Reproduce the records exactly.

▶ EXTRACTED RECORDS
^^^^^^^^

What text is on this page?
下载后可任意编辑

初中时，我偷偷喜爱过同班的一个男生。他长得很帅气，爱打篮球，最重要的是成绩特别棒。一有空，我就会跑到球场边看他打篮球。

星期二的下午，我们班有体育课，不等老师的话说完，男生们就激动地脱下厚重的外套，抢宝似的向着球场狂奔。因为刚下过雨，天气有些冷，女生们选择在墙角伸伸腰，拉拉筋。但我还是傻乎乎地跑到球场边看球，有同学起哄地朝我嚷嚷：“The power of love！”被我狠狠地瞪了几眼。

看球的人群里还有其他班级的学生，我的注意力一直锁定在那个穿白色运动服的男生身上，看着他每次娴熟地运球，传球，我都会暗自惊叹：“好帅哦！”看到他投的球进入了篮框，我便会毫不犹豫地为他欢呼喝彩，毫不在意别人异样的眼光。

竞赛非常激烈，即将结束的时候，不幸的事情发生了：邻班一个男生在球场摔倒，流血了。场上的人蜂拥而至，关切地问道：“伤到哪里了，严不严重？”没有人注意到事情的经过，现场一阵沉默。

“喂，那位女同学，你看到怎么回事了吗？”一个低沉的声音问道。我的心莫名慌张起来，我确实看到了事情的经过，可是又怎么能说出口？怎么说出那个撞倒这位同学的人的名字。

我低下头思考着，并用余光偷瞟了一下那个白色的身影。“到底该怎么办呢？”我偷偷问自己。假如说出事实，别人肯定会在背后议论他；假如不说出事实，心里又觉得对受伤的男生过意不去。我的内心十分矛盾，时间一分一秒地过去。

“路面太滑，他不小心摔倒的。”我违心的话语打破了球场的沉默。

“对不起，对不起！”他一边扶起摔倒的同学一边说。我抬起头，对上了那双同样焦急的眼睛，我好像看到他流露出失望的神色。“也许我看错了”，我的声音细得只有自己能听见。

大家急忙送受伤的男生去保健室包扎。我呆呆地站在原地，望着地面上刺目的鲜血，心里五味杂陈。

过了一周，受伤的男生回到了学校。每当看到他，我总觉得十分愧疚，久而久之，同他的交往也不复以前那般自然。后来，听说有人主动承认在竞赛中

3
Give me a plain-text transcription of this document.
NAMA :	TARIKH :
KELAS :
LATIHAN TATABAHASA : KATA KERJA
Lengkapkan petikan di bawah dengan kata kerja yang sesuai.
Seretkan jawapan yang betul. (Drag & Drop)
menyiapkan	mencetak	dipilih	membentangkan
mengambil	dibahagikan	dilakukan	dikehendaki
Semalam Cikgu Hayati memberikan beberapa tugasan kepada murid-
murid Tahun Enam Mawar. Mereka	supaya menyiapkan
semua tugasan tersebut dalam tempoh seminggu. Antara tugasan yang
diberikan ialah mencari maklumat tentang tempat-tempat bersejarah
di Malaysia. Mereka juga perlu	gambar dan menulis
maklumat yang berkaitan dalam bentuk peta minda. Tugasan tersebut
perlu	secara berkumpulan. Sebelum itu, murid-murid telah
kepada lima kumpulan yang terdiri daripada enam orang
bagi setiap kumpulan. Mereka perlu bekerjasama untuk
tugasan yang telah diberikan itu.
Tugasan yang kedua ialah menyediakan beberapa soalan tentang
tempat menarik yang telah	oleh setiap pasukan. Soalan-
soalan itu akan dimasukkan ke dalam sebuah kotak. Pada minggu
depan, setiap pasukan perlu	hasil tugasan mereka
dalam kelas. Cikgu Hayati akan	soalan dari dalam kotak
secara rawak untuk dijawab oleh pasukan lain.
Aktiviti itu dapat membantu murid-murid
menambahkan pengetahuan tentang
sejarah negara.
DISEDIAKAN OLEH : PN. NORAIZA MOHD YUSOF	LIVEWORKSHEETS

^^^^^^^^

▶ EXPECTED ANSWER
What text is on this page?
下载后可任意编辑

初中时，我偷偷喜爱过同班的一个男生。他长得很帅气，爱打篮球，最重要的是成绩特别棒。一有空，我就会跑到球场边看他打篮球。

星期二的下午，我们班有体育课，不等老师的话说完，男生们就激动地脱下厚重的外套，抢宝似的向着球场狂奔。因为刚下过雨，天气有些冷，女生们选择在墙角伸伸腰，拉拉筋。但我还是傻乎乎地跑到球场边看球，有同学起哄地朝我嚷嚷：“The power of love！”被我狠狠地瞪了几眼。

看球的人群里还有其他班级的学生，我的注意力一直锁定在那个穿白色运动服的男生身上，看着他每次娴熟地运球，传球，我都会暗自惊叹：“好帅哦！”看到他投的球进入了篮框，我便会毫不犹豫地为他欢呼喝彩，毫不在意别人异样的眼光。

竞赛非常激烈，即将结束的时候，不幸的事情发生了：邻班一个男生在球场摔倒，流血了。场上的人蜂拥而至，关切地问道：“伤到哪里了，严不严重？”没有人注意到事情的经过，现场一阵沉默。

“喂，那位女同学，你看到怎么回事了吗？”一个低沉的声音问道。我的心莫名慌张起来，我确实看到了事情的经过，可是又怎么能说出口？怎么说出那个撞倒这位同学的人的名字。

我低下头思考着，并用余光偷瞟了一下那个白色的身影。“到底该怎么办呢？”我偷偷问自己。假如说出事实，别人肯定会在背后议论他；假如不说出事实，心里又觉得对受伤的男生过意不去。我的内心十分矛盾，时间一分一秒地过去。

“路面太滑，他不小心摔倒的。”我违心的话语打破了球场的沉默。

“对不起，对不起！”他一边扶起摔倒的同学一边说。我抬起头，对上了那双同样焦急的眼睛，我好像看到他流露出失望的神色。“也许我看错了”，我的声音细得只有自己能听见。

大家急忙送受伤的男生去保健室包扎。我呆呆地站在原地，望着地面上刺目的鲜血，心里五味杂陈。

过了一周，受伤的男生回到了学校。每当看到他，我总觉得十分愧疚，久而久之，同他的交往也不复以前那般自然。后来，听说有人主动承认在竞赛中

3
Give me a plain-text transcription of this document.
NAMA :	TARIKH :
KELAS :
LATIHAN TATABAHASA : KATA KERJA
Lengkapkan petikan di bawah dengan kata kerja yang sesuai.
Seretkan jawapan yang betul. (Drag & Drop)
menyiapkan	mencetak	dipilih	membentangkan
mengambil	dibahagikan	dilakukan	dikehendaki
Semalam Cikgu Hayati memberikan beberapa tugasan kepada murid-
murid Tahun Enam Mawar. Mereka	supaya menyiapkan
semua tugasan tersebut dalam tempoh seminggu. Antara tugasan yang
diberikan ialah mencari maklumat tentang tempat-tempat bersejarah
di Malaysia. Mereka juga perlu	gambar dan menulis
maklumat yang berkaitan dalam bentuk peta minda. Tugasan tersebut
perlu	secara berkumpulan. Sebelum itu, murid-murid telah
kepada lima kumpulan yang terdiri daripada enam orang
bagi setiap kumpulan. Mereka perlu bekerjasama untuk
tugasan yang telah diberikan itu.
Tugasan yang kedua ialah menyediakan beberapa soalan tentang
tempat menarik yang telah	oleh setiap pasukan. Soalan-
soalan itu akan dimasukkan ke dalam sebuah kotak. Pada minggu
depan, setiap pasukan perlu	hasil tugasan mereka
dalam kelas. Cikgu Hayati akan	soalan dari dalam kotak
secara rawak untuk dijawab oleh pasukan lain.
Aktiviti itu dapat membantu murid-murid
menambahkan pengetahuan tentang
sejarah negara.
DISEDIAKAN OLEH : PN. NORAIZA MOHD YUSOF	LIVEWORKSHEETS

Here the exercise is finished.